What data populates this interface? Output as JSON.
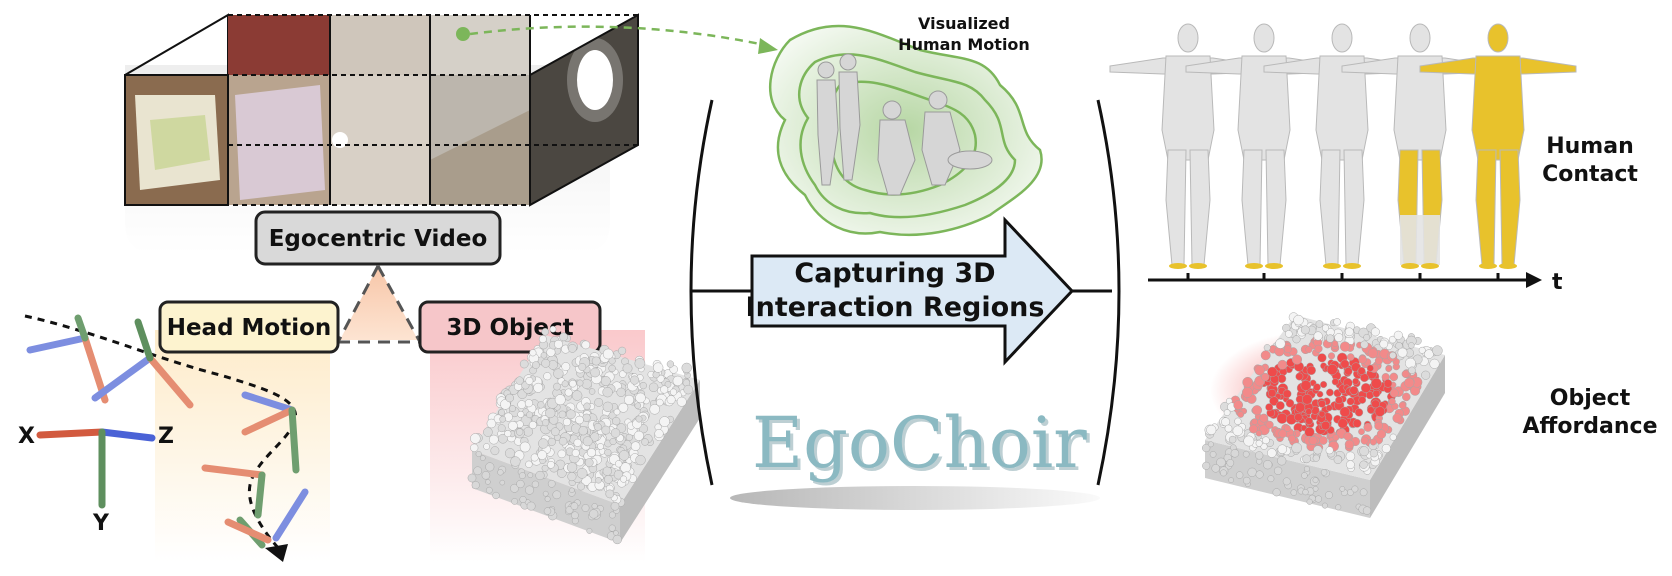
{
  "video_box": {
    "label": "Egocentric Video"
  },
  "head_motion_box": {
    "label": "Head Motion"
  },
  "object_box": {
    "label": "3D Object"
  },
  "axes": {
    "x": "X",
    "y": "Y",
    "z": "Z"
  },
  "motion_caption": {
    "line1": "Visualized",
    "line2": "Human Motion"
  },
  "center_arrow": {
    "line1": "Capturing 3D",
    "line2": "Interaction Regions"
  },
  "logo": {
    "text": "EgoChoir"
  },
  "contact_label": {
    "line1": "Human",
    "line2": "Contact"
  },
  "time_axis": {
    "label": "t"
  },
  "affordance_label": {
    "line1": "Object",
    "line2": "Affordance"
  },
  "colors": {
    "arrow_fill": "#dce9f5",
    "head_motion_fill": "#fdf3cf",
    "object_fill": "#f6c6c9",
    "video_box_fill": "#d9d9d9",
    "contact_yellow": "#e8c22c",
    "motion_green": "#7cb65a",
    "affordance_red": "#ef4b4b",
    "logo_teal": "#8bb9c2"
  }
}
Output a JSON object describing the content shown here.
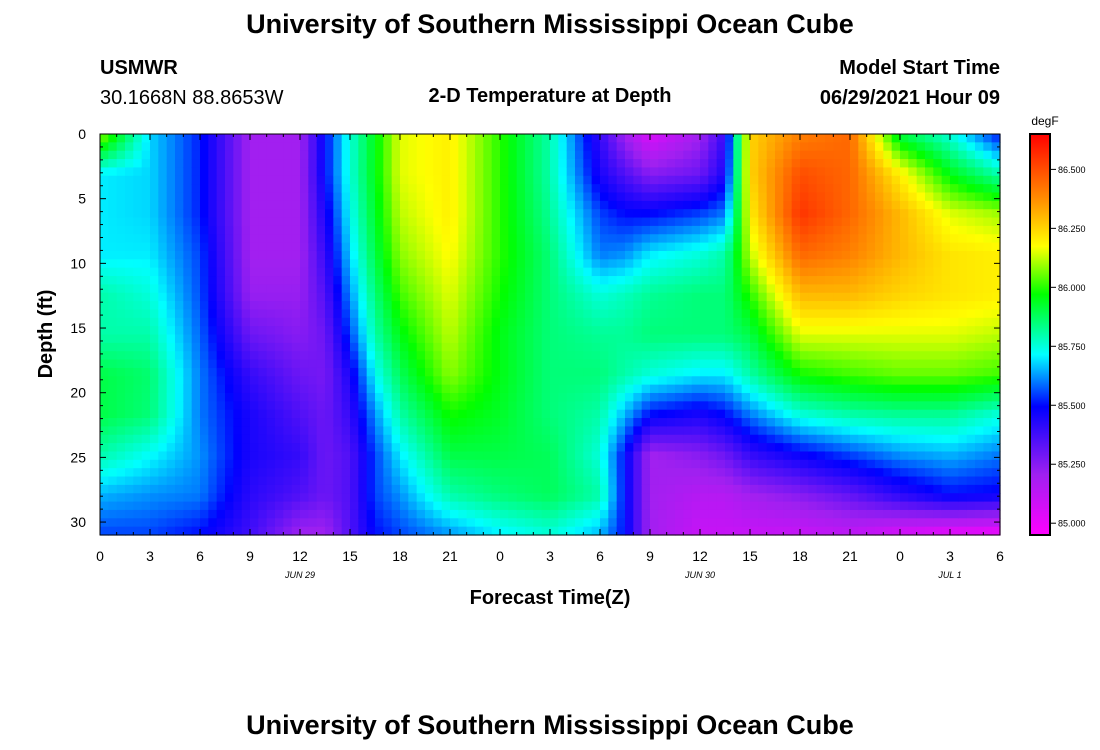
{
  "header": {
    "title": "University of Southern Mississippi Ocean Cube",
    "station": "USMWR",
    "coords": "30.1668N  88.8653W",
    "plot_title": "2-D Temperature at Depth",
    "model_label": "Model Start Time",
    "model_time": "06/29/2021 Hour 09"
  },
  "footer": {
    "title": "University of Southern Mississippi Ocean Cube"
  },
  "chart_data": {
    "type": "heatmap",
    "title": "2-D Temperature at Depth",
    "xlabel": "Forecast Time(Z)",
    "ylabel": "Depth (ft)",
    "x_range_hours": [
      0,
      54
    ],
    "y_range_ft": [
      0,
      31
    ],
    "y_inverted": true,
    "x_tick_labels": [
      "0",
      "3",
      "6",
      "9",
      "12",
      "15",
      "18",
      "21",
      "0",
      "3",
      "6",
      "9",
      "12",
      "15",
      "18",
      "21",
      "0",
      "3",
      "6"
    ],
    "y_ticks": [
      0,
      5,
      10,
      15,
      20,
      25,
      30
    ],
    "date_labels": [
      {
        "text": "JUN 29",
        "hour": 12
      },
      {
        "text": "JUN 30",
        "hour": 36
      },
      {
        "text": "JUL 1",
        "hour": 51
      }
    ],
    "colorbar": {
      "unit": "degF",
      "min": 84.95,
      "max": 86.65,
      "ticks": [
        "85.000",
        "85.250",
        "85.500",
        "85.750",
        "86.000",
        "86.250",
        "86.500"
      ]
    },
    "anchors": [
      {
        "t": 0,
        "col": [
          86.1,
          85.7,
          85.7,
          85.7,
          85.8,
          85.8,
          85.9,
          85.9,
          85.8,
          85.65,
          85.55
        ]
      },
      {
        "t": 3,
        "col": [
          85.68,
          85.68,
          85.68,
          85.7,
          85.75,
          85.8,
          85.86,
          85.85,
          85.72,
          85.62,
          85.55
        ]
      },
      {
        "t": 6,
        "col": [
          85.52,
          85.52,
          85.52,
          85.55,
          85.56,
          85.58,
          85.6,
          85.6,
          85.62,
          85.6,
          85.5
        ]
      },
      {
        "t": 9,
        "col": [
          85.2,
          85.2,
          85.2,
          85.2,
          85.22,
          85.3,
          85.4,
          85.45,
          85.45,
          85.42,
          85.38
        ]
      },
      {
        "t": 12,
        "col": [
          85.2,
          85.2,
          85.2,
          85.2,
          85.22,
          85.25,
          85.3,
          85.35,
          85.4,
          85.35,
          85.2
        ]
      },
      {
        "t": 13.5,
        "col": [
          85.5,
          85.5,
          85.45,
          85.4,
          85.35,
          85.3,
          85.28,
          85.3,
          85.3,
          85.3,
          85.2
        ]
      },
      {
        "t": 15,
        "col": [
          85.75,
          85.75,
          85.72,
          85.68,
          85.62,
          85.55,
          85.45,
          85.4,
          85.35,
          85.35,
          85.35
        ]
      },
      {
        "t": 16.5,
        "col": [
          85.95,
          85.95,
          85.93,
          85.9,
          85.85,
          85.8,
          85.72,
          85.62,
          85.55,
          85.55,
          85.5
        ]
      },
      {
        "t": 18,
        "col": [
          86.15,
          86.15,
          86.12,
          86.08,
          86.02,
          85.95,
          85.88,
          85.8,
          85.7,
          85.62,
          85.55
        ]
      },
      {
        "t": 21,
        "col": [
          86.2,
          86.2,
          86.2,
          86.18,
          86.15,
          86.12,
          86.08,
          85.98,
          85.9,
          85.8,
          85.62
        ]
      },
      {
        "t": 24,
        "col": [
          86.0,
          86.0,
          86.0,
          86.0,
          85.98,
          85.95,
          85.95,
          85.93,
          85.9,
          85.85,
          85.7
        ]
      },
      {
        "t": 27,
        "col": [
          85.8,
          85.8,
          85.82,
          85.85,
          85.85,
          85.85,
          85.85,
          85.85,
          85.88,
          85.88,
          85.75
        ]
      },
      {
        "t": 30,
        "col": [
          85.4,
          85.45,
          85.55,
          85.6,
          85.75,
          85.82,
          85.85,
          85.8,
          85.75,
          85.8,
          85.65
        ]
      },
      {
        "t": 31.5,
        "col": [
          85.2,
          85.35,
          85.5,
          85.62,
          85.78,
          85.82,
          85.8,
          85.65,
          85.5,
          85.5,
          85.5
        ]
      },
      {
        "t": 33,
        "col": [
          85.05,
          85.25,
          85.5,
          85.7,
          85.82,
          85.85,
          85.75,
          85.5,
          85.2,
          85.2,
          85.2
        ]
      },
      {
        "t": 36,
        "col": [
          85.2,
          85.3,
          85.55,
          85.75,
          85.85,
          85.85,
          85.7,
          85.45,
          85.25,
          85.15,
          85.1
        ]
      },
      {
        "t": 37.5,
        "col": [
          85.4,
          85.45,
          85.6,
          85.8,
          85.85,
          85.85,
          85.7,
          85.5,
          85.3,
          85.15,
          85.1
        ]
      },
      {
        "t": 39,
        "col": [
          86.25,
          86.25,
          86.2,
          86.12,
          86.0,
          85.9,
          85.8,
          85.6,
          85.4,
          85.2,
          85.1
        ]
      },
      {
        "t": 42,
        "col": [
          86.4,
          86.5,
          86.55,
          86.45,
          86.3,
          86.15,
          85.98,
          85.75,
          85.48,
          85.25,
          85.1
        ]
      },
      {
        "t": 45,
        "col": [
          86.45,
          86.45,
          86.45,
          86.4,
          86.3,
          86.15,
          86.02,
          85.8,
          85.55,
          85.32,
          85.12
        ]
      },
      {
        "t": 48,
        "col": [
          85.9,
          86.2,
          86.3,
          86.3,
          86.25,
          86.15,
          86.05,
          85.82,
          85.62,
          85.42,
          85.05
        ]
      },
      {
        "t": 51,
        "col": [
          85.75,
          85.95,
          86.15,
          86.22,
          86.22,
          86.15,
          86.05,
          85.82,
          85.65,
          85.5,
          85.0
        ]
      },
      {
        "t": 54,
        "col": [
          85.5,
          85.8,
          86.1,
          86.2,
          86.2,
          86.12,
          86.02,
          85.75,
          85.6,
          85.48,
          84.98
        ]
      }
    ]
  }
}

______________________________

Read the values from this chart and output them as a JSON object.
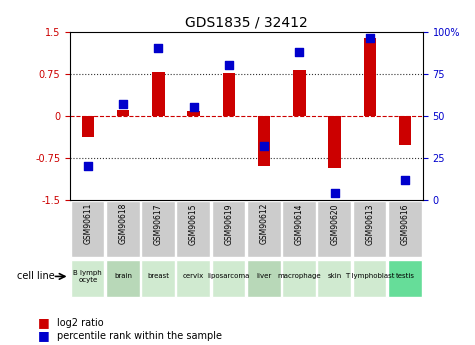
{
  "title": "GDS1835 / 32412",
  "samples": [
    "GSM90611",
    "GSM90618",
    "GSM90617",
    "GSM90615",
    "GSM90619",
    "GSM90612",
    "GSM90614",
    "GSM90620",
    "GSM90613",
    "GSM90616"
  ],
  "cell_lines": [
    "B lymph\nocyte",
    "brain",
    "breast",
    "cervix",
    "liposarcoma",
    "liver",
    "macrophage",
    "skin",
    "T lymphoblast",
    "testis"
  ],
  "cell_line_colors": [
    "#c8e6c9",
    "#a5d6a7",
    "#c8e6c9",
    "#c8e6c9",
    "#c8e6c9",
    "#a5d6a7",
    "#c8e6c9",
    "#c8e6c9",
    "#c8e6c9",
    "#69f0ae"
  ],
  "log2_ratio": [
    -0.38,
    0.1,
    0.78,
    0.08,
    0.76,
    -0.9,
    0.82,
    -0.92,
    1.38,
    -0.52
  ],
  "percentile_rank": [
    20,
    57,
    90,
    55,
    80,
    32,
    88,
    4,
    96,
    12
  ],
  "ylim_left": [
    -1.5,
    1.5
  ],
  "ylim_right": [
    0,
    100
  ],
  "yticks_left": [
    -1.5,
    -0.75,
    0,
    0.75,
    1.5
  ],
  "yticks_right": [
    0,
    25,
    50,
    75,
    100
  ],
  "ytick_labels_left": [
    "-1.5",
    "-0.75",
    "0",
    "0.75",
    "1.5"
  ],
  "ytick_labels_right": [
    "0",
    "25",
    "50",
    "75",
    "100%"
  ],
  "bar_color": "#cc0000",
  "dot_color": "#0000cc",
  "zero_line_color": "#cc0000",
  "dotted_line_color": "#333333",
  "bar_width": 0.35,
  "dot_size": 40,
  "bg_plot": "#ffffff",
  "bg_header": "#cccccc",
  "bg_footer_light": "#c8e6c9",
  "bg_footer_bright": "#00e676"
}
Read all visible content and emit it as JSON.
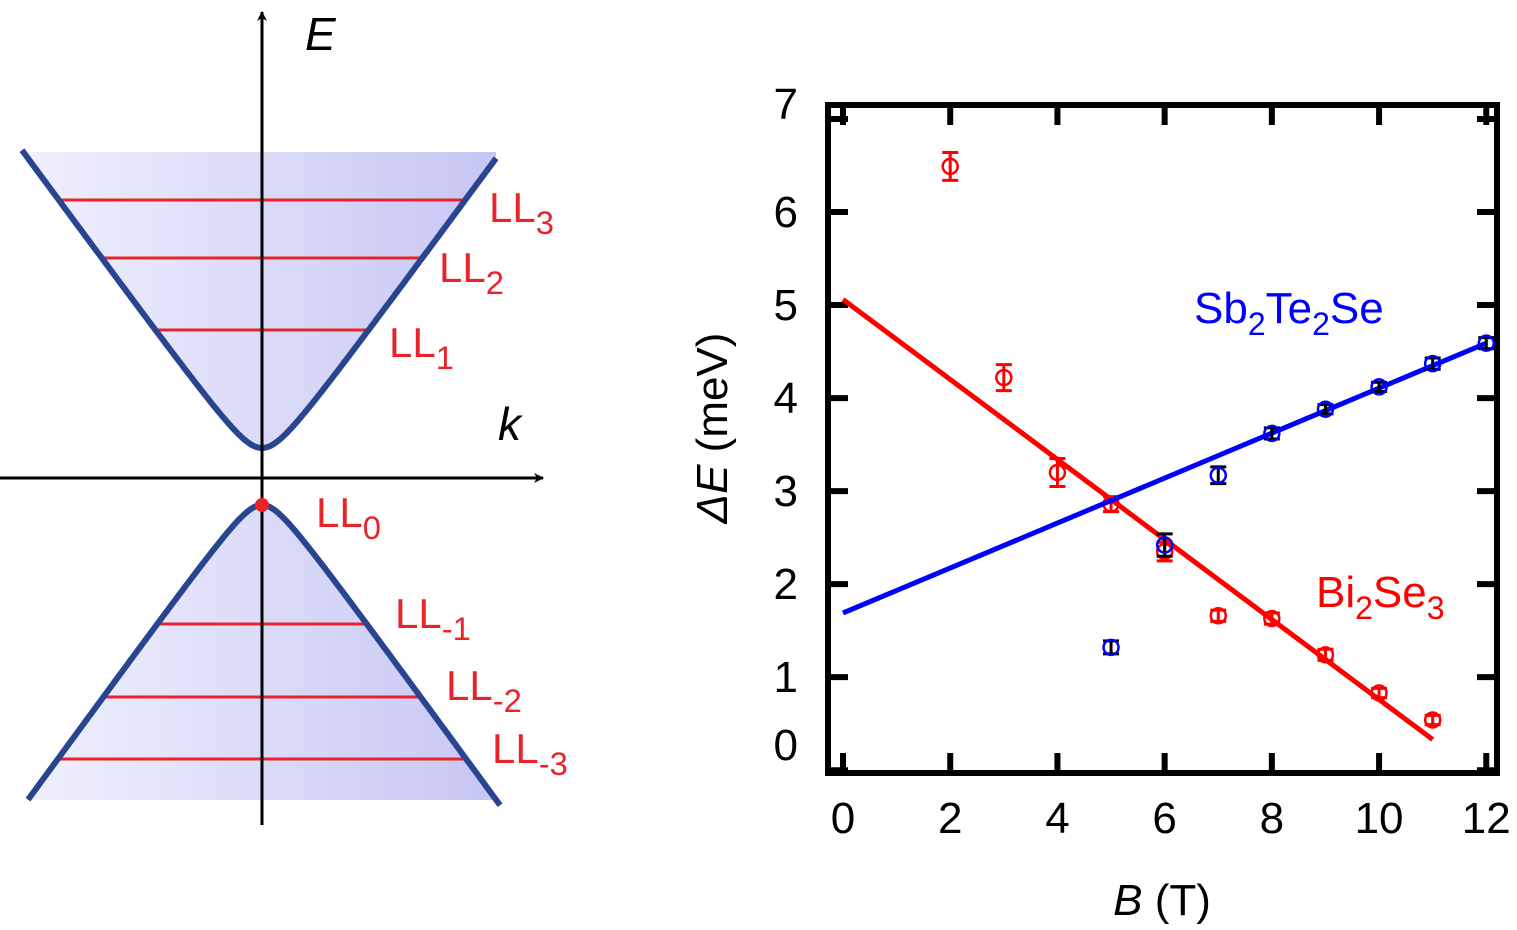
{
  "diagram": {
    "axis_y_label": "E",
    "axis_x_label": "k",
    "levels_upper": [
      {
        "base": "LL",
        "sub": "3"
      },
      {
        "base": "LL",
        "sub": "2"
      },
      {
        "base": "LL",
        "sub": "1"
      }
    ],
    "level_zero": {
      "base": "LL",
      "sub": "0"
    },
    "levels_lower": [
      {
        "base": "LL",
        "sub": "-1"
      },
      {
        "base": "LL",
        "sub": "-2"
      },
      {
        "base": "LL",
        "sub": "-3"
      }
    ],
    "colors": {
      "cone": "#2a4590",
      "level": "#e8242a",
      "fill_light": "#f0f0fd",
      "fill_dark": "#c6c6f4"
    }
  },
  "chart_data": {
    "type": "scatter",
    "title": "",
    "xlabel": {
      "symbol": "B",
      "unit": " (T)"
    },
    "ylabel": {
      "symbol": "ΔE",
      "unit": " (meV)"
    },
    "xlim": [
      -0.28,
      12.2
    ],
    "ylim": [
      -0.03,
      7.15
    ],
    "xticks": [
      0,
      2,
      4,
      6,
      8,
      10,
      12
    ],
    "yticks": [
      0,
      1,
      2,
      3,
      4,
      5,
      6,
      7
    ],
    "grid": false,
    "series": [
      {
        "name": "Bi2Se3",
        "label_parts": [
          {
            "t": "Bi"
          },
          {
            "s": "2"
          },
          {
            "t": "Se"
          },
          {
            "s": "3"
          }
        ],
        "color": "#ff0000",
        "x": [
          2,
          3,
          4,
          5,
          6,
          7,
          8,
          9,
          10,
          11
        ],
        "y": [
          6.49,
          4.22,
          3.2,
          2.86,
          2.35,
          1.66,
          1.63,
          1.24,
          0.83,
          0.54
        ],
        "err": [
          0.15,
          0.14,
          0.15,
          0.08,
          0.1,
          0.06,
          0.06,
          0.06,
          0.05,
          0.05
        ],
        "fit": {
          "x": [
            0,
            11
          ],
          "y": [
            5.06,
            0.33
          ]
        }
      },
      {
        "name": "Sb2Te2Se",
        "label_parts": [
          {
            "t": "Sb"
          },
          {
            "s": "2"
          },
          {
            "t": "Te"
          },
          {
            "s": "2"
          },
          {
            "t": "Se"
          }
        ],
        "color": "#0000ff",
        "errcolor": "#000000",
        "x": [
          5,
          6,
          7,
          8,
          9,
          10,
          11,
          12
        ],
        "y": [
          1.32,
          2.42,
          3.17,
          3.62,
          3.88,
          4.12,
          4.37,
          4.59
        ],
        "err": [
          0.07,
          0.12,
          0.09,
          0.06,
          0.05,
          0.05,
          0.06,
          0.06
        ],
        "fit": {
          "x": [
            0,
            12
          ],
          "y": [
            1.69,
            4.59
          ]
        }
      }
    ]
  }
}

______________________________

### STATED EXERCISE:
In the listing, find each line with the string "content" and copy it.

### SOLUTION BELOW:
Output a JSON object describing the content shown here.
Read all visible content and emit it as JSON.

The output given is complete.